--- begin ---
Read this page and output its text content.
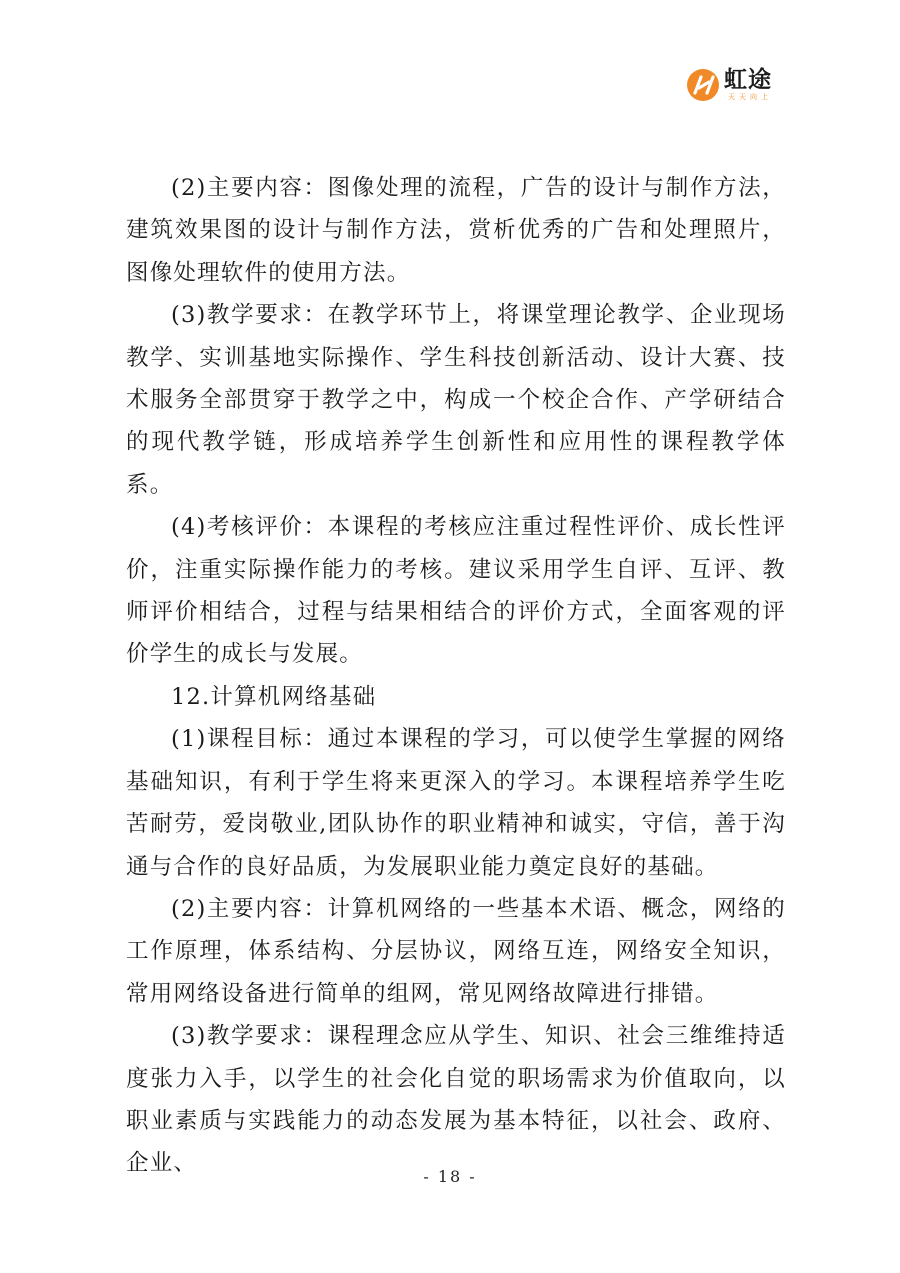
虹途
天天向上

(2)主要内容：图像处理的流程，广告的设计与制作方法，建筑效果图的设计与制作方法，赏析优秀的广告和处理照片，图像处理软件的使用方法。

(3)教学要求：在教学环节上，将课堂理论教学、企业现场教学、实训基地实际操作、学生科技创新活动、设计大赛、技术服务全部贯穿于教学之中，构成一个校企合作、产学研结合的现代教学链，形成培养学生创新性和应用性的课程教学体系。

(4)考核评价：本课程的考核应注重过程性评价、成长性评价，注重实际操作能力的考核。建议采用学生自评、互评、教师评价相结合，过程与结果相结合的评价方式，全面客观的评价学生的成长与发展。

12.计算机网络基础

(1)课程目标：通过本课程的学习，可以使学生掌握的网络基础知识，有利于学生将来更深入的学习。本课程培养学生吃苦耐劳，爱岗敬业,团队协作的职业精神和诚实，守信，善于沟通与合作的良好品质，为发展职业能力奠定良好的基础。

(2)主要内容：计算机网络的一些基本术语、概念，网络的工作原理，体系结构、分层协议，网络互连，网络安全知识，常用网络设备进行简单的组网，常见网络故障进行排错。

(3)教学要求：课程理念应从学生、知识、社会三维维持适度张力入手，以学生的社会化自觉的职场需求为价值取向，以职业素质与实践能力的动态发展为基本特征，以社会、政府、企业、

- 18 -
--- end ---
--- begin ---
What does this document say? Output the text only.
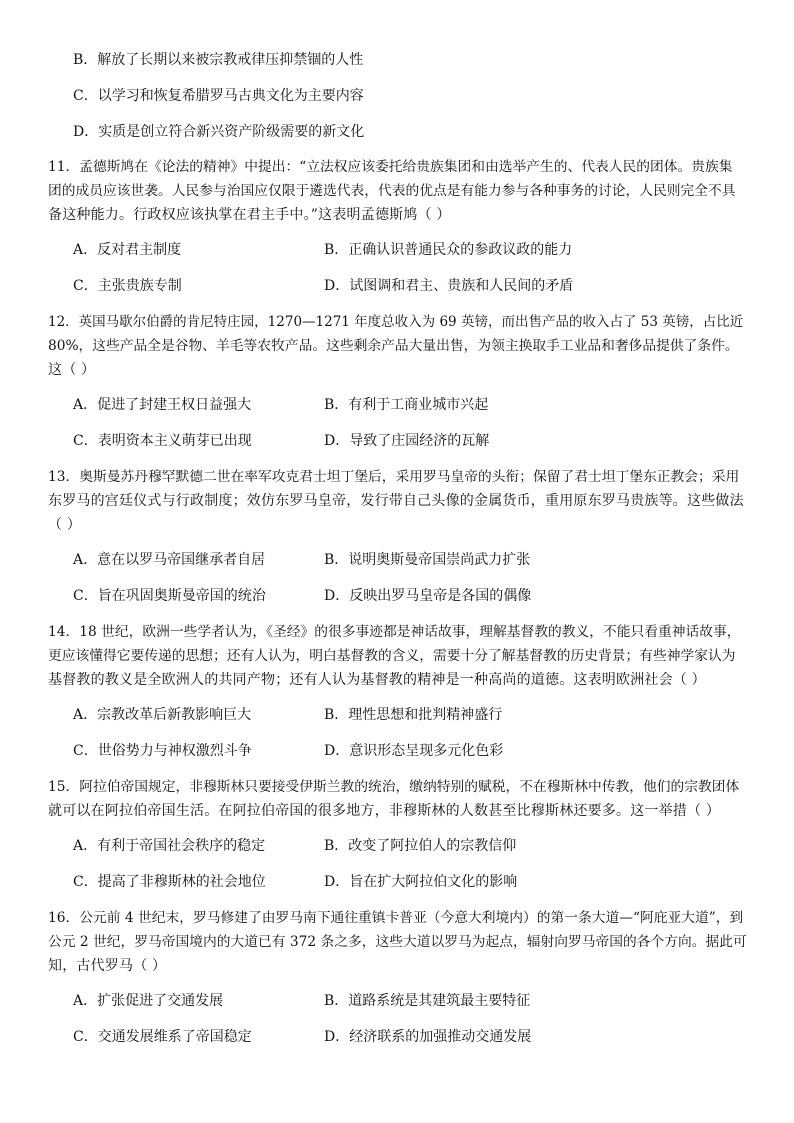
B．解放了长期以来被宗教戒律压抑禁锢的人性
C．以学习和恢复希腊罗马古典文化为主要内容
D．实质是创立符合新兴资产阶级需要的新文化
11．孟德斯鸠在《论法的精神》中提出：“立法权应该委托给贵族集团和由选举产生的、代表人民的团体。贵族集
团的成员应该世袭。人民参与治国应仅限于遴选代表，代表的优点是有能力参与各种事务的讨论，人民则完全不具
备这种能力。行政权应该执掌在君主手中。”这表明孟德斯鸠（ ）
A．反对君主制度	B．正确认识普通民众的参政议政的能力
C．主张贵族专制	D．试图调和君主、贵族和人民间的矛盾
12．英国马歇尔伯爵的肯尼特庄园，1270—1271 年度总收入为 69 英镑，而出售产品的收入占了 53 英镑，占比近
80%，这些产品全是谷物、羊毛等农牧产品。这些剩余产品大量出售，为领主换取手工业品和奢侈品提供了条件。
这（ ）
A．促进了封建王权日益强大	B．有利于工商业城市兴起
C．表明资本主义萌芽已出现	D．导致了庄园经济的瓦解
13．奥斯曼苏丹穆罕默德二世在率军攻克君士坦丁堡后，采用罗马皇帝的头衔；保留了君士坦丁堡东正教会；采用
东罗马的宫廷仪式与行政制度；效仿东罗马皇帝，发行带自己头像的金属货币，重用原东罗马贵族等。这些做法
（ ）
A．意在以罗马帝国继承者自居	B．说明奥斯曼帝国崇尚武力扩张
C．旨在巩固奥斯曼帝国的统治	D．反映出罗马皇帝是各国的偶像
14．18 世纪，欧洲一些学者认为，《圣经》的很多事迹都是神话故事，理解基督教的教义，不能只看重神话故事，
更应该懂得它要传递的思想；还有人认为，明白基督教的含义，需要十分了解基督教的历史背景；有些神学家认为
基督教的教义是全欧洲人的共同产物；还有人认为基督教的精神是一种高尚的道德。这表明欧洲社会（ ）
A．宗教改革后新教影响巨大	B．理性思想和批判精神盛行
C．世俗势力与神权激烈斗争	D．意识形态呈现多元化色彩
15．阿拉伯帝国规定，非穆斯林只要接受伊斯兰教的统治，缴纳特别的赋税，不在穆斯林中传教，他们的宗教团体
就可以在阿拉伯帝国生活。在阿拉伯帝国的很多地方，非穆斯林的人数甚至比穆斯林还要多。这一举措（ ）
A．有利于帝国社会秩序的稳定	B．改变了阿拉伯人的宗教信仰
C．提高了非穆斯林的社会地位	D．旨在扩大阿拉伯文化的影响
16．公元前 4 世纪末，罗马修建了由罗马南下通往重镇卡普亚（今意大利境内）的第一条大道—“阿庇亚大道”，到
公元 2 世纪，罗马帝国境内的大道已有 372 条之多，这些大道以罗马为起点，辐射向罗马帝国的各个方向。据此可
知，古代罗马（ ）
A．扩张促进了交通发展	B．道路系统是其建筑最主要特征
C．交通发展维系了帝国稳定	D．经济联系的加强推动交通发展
--- end ---
§ Exercise
Which lines hold the word "教学要求"? Copy every one of them.

§ Result for this task
(3)教学要求：在教学环节上，将课堂理论教学、企业现场教学、实训基地实际操作、学生科技创新活动、设计大赛、技术服务全部贯穿于教学之中，构成一个校企合作、产学研结合的现代教学链，形成培养学生创新性和应用性的课程教学体系。
(3)教学要求：课程理念应从学生、知识、社会三维维持适度张力入手，以学生的社会化自觉的职场需求为价值取向，以职业素质与实践能力的动态发展为基本特征，以社会、政府、企业、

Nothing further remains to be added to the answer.